[Figure content listings]
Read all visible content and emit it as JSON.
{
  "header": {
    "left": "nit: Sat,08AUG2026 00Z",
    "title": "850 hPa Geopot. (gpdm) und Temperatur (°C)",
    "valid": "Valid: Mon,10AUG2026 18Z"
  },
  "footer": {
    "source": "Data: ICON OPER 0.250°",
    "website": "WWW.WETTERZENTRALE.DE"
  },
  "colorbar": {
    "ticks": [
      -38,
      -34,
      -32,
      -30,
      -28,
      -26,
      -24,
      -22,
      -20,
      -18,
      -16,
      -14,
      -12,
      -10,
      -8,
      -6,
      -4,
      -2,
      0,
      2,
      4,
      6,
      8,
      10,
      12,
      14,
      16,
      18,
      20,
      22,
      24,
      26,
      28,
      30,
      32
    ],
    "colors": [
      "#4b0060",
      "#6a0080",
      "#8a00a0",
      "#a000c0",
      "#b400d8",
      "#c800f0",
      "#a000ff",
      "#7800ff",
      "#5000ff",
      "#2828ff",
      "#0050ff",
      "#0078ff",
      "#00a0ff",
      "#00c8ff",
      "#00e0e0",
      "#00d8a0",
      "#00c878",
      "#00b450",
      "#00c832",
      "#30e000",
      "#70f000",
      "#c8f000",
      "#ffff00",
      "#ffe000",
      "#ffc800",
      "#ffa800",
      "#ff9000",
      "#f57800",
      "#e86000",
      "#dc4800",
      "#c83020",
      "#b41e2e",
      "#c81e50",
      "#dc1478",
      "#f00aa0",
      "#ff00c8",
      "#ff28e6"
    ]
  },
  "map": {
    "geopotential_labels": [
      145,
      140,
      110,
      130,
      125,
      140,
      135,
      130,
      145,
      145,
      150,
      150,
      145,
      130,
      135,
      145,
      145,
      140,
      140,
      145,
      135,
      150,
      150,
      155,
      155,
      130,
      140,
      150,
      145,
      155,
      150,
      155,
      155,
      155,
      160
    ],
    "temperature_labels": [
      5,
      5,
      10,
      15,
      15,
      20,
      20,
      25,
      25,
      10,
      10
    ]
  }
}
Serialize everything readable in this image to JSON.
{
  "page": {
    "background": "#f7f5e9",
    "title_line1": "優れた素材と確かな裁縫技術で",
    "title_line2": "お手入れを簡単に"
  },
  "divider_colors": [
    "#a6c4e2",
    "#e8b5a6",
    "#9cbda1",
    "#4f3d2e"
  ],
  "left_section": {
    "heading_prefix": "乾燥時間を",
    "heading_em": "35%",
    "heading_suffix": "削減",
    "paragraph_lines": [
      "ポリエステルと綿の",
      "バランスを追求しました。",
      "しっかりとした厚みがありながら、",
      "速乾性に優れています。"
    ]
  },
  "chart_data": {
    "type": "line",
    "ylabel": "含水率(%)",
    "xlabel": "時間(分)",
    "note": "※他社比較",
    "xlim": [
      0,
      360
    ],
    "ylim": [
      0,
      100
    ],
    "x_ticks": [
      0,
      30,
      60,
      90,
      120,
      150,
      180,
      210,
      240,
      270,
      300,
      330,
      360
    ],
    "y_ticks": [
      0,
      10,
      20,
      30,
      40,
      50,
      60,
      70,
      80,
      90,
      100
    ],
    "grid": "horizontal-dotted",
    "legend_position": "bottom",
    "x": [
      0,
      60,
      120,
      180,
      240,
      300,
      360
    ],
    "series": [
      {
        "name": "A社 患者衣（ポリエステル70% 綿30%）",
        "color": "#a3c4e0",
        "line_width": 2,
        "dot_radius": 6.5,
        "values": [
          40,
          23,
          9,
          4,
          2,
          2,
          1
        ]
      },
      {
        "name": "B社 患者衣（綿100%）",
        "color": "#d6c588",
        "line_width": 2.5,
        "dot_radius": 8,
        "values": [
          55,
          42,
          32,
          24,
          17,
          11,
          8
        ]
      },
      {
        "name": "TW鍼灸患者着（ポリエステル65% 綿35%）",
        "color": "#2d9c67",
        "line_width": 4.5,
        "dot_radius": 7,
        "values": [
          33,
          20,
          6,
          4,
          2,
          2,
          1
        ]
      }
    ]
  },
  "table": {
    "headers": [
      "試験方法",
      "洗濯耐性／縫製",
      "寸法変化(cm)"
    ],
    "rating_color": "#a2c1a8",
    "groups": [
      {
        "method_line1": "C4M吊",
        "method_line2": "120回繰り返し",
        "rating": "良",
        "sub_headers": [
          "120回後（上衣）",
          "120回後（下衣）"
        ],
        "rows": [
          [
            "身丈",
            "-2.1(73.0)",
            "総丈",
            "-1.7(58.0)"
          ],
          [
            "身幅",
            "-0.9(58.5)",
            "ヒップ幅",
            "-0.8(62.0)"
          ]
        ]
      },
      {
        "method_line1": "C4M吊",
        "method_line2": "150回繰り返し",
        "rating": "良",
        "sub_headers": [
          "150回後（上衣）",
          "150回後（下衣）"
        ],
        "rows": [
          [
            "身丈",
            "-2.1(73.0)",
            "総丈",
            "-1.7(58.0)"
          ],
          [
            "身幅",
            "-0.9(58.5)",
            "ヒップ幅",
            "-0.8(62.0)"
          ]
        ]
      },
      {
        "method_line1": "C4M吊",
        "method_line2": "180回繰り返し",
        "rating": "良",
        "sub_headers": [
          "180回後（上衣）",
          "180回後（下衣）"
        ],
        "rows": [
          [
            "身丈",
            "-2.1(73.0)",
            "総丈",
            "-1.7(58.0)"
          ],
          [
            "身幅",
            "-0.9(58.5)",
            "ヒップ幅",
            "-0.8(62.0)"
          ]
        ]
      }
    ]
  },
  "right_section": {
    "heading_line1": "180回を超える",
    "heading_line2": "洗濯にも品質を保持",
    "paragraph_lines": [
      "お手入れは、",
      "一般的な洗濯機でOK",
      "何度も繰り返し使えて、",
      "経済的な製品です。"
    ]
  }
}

=== WHAT TO WORK ON ===
Repeat the entries shown above, every one, word for word.

=== RESULT ===
Read all visible content and emit it as JSON.
{
  "header": {
    "left": "nit: Sat,08AUG2026 00Z",
    "title": "850 hPa Geopot. (gpdm) und Temperatur (°C)",
    "valid": "Valid: Mon,10AUG2026 18Z"
  },
  "footer": {
    "source": "Data: ICON OPER 0.250°",
    "website": "WWW.WETTERZENTRALE.DE"
  },
  "colorbar": {
    "ticks": [
      -38,
      -34,
      -32,
      -30,
      -28,
      -26,
      -24,
      -22,
      -20,
      -18,
      -16,
      -14,
      -12,
      -10,
      -8,
      -6,
      -4,
      -2,
      0,
      2,
      4,
      6,
      8,
      10,
      12,
      14,
      16,
      18,
      20,
      22,
      24,
      26,
      28,
      30,
      32
    ],
    "colors": [
      "#4b0060",
      "#6a0080",
      "#8a00a0",
      "#a000c0",
      "#b400d8",
      "#c800f0",
      "#a000ff",
      "#7800ff",
      "#5000ff",
      "#2828ff",
      "#0050ff",
      "#0078ff",
      "#00a0ff",
      "#00c8ff",
      "#00e0e0",
      "#00d8a0",
      "#00c878",
      "#00b450",
      "#00c832",
      "#30e000",
      "#70f000",
      "#c8f000",
      "#ffff00",
      "#ffe000",
      "#ffc800",
      "#ffa800",
      "#ff9000",
      "#f57800",
      "#e86000",
      "#dc4800",
      "#c83020",
      "#b41e2e",
      "#c81e50",
      "#dc1478",
      "#f00aa0",
      "#ff00c8",
      "#ff28e6"
    ]
  },
  "map": {
    "geopotential_labels": [
      145,
      140,
      110,
      130,
      125,
      140,
      135,
      130,
      145,
      145,
      150,
      150,
      145,
      130,
      135,
      145,
      145,
      140,
      140,
      145,
      135,
      150,
      150,
      155,
      155,
      130,
      140,
      150,
      145,
      155,
      150,
      155,
      155,
      155,
      160
    ],
    "temperature_labels": [
      5,
      5,
      10,
      15,
      15,
      20,
      20,
      25,
      25,
      10,
      10
    ]
  }
}
Serialize everything readable in this image to JSON.
{
  "page": {
    "background": "#f7f5e9",
    "title_line1": "優れた素材と確かな裁縫技術で",
    "title_line2": "お手入れを簡単に"
  },
  "divider_colors": [
    "#a6c4e2",
    "#e8b5a6",
    "#9cbda1",
    "#4f3d2e"
  ],
  "left_section": {
    "heading_prefix": "乾燥時間を",
    "heading_em": "35%",
    "heading_suffix": "削減",
    "paragraph_lines": [
      "ポリエステルと綿の",
      "バランスを追求しました。",
      "しっかりとした厚みがありながら、",
      "速乾性に優れています。"
    ]
  },
  "chart_data": {
    "type": "line",
    "ylabel": "含水率(%)",
    "xlabel": "時間(分)",
    "note": "※他社比較",
    "xlim": [
      0,
      360
    ],
    "ylim": [
      0,
      100
    ],
    "x_ticks": [
      0,
      30,
      60,
      90,
      120,
      150,
      180,
      210,
      240,
      270,
      300,
      330,
      360
    ],
    "y_ticks": [
      0,
      10,
      20,
      30,
      40,
      50,
      60,
      70,
      80,
      90,
      100
    ],
    "grid": "horizontal-dotted",
    "legend_position": "bottom",
    "x": [
      0,
      60,
      120,
      180,
      240,
      300,
      360
    ],
    "series": [
      {
        "name": "A社 患者衣（ポリエステル70% 綿30%）",
        "color": "#a3c4e0",
        "line_width": 2,
        "dot_radius": 6.5,
        "values": [
          40,
          23,
          9,
          4,
          2,
          2,
          1
        ]
      },
      {
        "name": "B社 患者衣（綿100%）",
        "color": "#d6c588",
        "line_width": 2.5,
        "dot_radius": 8,
        "values": [
          55,
          42,
          32,
          24,
          17,
          11,
          8
        ]
      },
      {
        "name": "TW鍼灸患者着（ポリエステル65% 綿35%）",
        "color": "#2d9c67",
        "line_width": 4.5,
        "dot_radius": 7,
        "values": [
          33,
          20,
          6,
          4,
          2,
          2,
          1
        ]
      }
    ]
  },
  "table": {
    "headers": [
      "試験方法",
      "洗濯耐性／縫製",
      "寸法変化(cm)"
    ],
    "rating_color": "#a2c1a8",
    "groups": [
      {
        "method_line1": "C4M吊",
        "method_line2": "120回繰り返し",
        "rating": "良",
        "sub_headers": [
          "120回後（上衣）",
          "120回後（下衣）"
        ],
        "rows": [
          [
            "身丈",
            "-2.1(73.0)",
            "総丈",
            "-1.7(58.0)"
          ],
          [
            "身幅",
            "-0.9(58.5)",
            "ヒップ幅",
            "-0.8(62.0)"
          ]
        ]
      },
      {
        "method_line1": "C4M吊",
        "method_line2": "150回繰り返し",
        "rating": "良",
        "sub_headers": [
          "150回後（上衣）",
          "150回後（下衣）"
        ],
        "rows": [
          [
            "身丈",
            "-2.1(73.0)",
            "総丈",
            "-1.7(58.0)"
          ],
          [
            "身幅",
            "-0.9(58.5)",
            "ヒップ幅",
            "-0.8(62.0)"
          ]
        ]
      },
      {
        "method_line1": "C4M吊",
        "method_line2": "180回繰り返し",
        "rating": "良",
        "sub_headers": [
          "180回後（上衣）",
          "180回後（下衣）"
        ],
        "rows": [
          [
            "身丈",
            "-2.1(73.0)",
            "総丈",
            "-1.7(58.0)"
          ],
          [
            "身幅",
            "-0.9(58.5)",
            "ヒップ幅",
            "-0.8(62.0)"
          ]
        ]
      }
    ]
  },
  "right_section": {
    "heading_line1": "180回を超える",
    "heading_line2": "洗濯にも品質を保持",
    "paragraph_lines": [
      "お手入れは、",
      "一般的な洗濯機でOK",
      "何度も繰り返し使えて、",
      "経済的な製品です。"
    ]
  }
}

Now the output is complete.